▶ **Do this**: Report how many lines contain "interno". The answer is a single number.

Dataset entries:
--------

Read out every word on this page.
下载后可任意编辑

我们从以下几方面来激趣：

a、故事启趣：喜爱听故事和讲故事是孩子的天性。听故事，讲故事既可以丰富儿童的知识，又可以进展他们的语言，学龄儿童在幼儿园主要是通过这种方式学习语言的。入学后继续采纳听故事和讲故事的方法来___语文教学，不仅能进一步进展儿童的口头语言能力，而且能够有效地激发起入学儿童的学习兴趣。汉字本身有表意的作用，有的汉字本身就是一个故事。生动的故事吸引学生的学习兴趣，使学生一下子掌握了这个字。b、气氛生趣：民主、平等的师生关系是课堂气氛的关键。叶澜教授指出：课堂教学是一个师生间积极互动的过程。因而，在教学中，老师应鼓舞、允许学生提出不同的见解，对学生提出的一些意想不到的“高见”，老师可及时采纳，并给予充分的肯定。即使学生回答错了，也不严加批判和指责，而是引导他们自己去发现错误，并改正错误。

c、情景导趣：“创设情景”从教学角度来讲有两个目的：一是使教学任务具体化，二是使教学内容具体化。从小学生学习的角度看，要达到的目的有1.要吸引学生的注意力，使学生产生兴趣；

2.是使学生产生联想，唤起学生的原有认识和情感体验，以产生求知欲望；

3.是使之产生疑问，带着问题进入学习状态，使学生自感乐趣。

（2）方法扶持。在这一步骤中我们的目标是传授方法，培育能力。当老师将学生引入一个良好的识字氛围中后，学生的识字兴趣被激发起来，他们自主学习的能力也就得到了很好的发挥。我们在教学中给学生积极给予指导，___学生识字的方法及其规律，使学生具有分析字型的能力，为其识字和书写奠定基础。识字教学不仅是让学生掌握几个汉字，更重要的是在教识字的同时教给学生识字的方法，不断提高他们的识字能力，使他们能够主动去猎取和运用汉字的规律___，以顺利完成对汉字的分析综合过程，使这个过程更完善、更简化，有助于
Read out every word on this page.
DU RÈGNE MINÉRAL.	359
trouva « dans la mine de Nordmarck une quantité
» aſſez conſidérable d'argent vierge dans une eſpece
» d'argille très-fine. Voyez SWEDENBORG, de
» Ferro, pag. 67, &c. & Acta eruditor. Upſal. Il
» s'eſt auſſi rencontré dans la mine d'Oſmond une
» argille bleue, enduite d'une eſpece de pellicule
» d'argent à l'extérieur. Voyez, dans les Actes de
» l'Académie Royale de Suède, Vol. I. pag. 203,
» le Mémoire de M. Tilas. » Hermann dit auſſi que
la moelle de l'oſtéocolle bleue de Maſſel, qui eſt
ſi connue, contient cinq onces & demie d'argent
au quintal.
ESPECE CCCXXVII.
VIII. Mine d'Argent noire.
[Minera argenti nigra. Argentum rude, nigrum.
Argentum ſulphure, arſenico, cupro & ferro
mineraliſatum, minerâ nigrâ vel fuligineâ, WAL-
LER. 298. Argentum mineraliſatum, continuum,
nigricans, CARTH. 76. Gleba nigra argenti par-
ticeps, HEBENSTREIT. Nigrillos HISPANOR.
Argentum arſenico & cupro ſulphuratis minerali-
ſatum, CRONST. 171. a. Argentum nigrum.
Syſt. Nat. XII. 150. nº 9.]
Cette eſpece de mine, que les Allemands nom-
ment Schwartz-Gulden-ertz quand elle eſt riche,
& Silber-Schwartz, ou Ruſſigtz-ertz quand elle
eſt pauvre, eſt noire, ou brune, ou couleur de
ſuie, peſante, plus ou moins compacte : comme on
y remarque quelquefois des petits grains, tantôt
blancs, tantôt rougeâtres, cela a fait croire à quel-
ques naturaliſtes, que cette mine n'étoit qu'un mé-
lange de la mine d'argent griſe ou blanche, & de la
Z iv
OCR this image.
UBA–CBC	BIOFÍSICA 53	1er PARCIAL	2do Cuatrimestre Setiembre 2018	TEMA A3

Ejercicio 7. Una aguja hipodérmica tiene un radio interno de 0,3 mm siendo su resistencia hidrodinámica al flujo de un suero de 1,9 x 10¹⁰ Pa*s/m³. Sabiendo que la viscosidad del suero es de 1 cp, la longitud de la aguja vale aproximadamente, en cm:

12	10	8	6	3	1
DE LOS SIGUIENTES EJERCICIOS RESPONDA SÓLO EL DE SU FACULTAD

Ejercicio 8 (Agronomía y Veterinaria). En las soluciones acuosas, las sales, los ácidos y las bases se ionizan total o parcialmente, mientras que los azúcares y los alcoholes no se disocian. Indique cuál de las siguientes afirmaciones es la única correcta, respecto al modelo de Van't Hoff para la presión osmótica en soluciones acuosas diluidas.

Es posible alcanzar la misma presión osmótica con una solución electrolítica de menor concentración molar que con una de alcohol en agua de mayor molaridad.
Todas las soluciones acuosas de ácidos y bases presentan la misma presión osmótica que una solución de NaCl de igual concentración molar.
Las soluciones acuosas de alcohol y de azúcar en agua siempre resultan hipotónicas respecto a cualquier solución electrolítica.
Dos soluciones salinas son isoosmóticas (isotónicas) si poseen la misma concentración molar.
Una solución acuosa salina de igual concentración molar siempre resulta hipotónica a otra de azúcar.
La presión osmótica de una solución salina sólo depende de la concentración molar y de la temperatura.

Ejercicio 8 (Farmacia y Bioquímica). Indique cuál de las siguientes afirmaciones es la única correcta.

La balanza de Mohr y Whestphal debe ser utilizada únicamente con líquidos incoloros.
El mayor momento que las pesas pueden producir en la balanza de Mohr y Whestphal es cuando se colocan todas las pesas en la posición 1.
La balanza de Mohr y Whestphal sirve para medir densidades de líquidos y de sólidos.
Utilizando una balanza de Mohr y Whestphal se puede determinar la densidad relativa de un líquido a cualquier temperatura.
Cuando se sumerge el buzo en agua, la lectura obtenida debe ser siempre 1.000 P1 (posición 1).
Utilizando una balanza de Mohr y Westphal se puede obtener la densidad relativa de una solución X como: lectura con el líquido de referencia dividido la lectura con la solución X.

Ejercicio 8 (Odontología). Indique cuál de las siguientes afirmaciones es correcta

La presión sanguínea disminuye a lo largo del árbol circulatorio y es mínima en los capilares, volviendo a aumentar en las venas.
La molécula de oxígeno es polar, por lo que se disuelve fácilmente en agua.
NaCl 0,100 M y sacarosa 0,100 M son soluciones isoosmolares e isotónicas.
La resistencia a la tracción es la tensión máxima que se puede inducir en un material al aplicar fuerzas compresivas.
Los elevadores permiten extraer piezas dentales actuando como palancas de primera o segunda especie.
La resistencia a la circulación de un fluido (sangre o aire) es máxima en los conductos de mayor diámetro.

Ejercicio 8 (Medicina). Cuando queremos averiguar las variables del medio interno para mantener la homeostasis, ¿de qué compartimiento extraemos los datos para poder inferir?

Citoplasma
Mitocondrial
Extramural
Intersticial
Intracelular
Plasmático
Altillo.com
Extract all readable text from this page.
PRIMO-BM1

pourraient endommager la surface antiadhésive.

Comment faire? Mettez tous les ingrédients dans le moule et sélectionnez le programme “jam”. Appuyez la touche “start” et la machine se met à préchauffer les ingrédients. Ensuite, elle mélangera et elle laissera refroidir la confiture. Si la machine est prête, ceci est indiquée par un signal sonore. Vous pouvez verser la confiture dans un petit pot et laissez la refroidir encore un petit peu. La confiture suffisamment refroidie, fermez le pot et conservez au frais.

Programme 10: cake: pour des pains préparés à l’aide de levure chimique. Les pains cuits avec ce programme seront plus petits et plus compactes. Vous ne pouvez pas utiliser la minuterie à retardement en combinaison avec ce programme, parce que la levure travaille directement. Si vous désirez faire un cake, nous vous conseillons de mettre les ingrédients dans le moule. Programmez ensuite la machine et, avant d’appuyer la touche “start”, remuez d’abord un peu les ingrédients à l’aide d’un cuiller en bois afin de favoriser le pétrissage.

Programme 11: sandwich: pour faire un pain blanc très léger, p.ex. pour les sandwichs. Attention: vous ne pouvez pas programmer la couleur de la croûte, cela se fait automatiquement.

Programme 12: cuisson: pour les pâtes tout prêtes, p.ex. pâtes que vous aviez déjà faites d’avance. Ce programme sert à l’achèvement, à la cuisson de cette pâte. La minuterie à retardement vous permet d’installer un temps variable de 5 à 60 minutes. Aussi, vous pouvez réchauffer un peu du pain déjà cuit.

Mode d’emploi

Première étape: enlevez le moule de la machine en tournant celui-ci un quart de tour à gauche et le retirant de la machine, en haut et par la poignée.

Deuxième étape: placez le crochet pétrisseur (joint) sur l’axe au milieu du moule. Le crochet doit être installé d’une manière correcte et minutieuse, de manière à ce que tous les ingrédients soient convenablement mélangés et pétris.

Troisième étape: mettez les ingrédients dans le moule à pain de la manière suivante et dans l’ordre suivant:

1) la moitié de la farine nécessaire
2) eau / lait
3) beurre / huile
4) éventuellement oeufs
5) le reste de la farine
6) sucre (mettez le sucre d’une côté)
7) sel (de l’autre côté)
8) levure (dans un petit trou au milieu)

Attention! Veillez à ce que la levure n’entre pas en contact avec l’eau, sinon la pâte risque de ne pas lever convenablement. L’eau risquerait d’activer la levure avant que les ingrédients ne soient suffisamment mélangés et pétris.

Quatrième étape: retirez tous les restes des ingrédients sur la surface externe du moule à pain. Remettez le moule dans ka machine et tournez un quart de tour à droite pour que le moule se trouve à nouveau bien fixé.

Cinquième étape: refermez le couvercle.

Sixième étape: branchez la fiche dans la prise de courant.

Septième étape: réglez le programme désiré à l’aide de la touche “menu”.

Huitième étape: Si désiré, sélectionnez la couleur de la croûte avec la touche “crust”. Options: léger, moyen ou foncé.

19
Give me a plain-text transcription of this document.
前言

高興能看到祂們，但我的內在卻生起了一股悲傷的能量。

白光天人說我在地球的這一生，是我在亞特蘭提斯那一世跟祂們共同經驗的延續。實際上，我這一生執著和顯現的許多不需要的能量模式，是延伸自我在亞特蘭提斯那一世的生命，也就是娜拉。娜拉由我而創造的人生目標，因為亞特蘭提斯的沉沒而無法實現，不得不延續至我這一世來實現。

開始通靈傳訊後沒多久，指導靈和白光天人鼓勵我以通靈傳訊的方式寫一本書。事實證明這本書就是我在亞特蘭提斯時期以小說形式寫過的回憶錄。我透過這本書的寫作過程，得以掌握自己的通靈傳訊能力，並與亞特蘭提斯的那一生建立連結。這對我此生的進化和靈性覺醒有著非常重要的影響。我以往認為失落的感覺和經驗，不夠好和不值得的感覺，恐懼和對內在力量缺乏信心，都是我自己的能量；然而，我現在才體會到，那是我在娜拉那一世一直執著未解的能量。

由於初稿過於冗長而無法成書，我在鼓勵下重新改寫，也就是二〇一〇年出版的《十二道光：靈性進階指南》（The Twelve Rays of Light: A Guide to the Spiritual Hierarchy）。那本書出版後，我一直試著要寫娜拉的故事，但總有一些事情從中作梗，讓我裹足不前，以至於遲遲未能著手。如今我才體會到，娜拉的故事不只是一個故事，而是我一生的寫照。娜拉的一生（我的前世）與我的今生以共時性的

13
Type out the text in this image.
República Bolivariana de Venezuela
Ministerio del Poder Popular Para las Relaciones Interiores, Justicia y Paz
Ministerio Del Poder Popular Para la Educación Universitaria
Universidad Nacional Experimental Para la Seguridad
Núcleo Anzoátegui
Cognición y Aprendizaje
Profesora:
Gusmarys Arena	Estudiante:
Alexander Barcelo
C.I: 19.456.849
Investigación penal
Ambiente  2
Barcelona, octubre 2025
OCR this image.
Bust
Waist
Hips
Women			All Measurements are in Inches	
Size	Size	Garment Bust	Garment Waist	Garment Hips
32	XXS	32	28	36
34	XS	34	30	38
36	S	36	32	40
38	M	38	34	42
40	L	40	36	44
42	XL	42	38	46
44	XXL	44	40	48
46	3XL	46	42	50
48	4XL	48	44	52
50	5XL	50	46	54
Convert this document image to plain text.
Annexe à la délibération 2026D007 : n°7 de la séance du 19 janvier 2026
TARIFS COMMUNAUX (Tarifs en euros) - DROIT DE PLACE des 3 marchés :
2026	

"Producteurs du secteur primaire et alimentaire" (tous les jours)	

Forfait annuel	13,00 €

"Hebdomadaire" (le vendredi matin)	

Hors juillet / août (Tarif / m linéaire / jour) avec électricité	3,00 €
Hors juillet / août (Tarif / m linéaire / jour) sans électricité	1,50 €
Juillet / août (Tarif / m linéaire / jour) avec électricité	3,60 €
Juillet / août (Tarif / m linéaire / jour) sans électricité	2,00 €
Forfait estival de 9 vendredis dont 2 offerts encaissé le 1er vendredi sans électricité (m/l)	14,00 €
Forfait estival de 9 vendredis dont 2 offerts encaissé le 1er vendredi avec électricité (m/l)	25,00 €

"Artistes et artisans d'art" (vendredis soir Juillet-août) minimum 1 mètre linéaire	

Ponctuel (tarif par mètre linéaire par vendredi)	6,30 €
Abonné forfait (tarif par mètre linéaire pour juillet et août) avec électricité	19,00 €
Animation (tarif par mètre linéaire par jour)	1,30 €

--------

▶ **Written response**: 2